** START OF Provided material **
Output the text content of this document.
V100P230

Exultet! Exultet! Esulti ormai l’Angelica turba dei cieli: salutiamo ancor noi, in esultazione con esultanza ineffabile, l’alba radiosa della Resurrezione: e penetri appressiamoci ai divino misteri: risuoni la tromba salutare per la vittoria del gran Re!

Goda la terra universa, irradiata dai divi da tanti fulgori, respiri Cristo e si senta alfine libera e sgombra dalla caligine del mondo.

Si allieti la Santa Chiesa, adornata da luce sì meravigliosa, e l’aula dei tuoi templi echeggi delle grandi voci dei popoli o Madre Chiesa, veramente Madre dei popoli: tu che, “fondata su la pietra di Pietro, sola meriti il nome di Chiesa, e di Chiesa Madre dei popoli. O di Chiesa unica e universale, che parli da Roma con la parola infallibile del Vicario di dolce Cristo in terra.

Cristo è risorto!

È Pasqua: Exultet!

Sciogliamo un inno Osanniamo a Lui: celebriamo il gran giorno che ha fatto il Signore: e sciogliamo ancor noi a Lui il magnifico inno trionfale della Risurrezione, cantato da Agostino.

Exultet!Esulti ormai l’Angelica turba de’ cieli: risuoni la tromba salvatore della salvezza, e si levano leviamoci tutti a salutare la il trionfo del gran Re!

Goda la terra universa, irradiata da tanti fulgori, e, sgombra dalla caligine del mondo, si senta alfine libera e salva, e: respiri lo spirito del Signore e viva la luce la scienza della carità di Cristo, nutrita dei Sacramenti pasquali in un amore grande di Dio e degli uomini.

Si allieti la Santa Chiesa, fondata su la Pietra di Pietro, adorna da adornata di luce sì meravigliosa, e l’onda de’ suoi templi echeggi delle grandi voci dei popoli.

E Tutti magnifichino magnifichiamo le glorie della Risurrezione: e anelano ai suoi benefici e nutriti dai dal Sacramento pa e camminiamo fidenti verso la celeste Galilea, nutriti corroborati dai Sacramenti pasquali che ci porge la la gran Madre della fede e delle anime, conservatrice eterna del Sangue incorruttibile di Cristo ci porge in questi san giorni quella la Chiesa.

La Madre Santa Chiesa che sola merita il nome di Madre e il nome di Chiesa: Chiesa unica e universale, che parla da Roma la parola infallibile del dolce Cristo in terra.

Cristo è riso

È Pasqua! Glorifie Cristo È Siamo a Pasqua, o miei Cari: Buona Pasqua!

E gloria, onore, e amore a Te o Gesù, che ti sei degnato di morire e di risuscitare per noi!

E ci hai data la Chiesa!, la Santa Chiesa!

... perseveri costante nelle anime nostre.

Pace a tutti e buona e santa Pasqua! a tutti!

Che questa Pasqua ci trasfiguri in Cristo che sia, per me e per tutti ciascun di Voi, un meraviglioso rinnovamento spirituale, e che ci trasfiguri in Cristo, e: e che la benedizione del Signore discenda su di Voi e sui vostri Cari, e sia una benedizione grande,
** END OF Provided material **
■ **Task prompt**
How many of the lines above hold the word "Goda"? Give only that number.

■ **Worked solution**
2